-- Begin PROVIDED MATERIAL --
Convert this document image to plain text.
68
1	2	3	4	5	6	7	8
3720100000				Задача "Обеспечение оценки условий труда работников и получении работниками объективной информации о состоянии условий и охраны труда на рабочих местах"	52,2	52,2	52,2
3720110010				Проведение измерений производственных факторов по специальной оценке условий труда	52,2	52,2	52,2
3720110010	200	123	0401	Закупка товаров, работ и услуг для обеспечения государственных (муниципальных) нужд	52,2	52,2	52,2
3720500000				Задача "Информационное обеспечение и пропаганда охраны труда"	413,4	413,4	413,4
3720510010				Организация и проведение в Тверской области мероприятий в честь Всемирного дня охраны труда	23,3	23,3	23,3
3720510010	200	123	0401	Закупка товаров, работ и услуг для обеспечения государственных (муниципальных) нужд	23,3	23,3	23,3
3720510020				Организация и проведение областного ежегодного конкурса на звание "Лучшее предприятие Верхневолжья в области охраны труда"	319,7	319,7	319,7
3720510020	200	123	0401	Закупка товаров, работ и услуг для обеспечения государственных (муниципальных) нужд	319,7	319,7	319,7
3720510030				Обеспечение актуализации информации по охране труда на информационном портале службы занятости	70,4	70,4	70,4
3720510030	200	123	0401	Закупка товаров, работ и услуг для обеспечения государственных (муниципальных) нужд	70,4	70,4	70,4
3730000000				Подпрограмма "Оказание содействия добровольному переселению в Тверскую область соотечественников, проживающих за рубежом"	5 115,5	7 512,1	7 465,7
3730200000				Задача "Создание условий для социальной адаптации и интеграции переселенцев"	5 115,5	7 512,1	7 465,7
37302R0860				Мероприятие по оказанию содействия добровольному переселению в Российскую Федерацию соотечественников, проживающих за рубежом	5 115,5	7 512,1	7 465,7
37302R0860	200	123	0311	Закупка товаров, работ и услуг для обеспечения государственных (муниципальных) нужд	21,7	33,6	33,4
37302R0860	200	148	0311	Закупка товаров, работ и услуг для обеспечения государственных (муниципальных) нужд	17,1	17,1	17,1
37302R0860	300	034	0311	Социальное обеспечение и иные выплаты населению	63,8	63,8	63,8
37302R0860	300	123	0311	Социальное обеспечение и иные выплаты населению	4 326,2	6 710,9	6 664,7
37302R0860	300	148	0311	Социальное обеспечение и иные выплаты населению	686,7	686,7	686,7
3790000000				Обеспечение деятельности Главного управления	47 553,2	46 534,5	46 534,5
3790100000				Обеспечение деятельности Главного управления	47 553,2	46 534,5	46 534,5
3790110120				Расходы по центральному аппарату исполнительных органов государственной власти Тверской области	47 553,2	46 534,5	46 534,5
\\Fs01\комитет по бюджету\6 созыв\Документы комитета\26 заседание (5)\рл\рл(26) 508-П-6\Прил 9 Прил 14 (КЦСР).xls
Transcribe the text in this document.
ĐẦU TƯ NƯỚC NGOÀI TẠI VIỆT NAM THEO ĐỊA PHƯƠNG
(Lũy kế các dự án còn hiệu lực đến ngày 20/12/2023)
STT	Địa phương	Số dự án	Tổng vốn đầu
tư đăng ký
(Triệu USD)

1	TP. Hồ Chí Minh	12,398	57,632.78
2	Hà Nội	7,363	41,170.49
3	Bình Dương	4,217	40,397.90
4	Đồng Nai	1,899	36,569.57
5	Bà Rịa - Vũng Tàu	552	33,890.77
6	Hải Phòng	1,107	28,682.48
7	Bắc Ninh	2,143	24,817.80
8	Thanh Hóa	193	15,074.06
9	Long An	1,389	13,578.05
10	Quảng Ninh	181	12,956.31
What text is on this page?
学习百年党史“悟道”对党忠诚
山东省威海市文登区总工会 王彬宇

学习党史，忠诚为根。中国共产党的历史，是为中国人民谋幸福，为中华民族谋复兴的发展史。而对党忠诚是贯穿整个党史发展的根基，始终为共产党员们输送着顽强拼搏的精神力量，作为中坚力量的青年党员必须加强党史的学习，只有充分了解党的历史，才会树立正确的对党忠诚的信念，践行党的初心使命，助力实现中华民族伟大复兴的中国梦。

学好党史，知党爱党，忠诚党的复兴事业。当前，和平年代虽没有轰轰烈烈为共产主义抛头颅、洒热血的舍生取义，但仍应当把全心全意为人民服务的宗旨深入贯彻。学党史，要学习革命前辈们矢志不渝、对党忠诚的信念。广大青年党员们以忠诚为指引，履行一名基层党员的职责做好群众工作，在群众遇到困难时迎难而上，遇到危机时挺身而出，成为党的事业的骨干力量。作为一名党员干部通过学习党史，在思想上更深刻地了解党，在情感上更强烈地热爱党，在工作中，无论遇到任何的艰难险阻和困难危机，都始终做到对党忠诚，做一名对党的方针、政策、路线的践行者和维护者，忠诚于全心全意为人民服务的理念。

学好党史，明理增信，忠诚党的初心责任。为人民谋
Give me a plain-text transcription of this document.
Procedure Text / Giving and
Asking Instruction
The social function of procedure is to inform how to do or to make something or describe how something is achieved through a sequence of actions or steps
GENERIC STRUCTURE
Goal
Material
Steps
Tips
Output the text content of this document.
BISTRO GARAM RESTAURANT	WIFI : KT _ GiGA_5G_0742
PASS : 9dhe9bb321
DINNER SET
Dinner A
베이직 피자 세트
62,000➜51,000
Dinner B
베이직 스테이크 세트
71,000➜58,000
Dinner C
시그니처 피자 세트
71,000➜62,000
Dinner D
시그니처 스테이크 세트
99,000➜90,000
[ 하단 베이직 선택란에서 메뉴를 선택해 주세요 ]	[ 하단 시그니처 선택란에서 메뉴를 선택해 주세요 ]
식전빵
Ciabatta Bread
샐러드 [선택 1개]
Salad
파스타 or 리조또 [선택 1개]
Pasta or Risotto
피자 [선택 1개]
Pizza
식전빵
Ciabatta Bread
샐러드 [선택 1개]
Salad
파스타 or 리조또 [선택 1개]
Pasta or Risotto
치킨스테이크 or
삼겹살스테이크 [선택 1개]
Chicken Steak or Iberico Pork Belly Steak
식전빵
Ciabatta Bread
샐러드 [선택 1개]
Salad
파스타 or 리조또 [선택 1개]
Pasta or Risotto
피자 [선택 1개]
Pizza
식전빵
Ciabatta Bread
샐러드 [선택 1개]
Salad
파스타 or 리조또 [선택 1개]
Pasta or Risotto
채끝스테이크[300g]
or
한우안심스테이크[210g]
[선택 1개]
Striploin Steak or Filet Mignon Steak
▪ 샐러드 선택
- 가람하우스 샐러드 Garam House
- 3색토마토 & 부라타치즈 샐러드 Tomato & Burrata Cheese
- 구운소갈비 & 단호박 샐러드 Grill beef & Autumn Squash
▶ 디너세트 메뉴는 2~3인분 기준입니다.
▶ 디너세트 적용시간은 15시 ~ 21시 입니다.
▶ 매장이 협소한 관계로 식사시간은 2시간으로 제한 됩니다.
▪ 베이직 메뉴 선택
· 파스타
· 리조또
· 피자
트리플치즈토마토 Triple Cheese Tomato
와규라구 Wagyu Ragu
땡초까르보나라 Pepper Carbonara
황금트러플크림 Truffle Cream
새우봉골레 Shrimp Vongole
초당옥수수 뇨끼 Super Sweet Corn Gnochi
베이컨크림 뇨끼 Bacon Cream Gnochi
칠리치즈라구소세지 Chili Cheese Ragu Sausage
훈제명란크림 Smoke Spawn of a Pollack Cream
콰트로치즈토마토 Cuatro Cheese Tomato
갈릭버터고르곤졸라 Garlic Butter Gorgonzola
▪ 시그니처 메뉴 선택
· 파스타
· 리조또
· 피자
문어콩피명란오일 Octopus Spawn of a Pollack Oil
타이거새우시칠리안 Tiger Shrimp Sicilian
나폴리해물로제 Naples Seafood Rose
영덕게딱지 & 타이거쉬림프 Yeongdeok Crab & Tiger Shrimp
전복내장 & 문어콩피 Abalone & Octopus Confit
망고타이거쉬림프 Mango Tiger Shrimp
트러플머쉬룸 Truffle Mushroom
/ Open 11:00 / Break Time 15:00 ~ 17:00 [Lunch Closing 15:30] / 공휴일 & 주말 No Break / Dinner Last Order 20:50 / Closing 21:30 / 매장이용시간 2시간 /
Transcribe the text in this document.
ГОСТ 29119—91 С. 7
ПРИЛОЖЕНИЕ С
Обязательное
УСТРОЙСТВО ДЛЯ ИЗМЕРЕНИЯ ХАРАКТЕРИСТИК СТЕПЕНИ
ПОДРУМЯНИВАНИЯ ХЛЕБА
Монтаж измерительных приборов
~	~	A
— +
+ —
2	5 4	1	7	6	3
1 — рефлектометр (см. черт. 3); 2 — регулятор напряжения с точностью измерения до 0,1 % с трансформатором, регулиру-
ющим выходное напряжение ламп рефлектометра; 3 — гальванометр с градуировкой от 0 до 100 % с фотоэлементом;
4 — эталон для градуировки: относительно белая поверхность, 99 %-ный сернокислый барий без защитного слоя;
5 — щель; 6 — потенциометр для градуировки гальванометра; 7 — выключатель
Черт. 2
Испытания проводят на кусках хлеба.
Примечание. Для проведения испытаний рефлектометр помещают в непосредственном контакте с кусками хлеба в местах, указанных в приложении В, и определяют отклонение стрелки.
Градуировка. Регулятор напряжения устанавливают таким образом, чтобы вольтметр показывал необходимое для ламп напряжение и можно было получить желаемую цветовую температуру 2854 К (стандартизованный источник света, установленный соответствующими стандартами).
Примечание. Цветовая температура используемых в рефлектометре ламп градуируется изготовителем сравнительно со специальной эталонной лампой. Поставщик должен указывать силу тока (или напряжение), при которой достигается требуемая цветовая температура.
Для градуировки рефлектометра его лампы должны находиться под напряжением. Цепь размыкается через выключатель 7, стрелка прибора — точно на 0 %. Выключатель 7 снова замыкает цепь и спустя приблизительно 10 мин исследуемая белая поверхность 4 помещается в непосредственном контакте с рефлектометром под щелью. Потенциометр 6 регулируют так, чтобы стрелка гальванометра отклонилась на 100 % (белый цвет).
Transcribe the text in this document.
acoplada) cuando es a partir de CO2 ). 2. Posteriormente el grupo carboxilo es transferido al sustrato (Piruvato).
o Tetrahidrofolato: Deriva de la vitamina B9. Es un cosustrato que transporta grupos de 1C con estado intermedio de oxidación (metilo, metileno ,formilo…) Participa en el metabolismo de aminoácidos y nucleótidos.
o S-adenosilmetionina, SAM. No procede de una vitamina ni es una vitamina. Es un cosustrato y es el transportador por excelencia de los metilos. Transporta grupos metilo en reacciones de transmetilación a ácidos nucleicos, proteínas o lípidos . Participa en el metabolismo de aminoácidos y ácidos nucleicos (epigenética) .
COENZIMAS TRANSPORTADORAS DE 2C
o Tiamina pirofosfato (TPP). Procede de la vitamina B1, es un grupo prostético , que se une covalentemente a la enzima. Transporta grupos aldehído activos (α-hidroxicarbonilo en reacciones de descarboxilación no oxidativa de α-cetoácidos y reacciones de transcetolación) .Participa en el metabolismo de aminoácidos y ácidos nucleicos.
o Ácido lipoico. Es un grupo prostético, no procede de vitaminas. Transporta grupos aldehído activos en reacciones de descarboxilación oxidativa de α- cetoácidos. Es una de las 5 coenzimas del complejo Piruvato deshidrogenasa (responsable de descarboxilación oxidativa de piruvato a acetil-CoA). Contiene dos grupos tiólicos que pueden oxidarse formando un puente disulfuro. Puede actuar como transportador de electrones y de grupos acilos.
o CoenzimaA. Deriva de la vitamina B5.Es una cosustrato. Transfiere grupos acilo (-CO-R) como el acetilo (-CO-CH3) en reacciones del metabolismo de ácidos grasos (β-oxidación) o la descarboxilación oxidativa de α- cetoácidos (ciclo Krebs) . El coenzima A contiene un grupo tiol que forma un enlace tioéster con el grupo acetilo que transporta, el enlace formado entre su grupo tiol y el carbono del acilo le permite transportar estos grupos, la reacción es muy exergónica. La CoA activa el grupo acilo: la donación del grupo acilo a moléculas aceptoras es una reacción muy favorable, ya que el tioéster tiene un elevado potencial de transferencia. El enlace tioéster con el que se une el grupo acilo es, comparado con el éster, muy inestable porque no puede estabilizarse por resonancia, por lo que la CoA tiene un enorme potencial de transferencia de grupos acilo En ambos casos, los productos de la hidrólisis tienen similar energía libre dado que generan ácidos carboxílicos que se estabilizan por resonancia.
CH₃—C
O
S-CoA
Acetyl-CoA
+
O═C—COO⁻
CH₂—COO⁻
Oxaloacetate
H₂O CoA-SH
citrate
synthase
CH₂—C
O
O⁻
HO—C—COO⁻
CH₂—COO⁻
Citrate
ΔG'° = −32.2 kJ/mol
-- End PROVIDED MATERIAL --
*YOUR OBJECTIVE:* Pick out the lines that contain "проживающих" and copy them.

*THE SOLUTION:*
3730000000				Подпрограмма "Оказание содействия добровольному переселению в Тверскую область соотечественников, проживающих за рубежом"	5 115,5	7 512,1	7 465,7
37302R0860				Мероприятие по оказанию содействия добровольному переселению в Российскую Федерацию соотечественников, проживающих за рубежом	5 115,5	7 512,1	7 465,7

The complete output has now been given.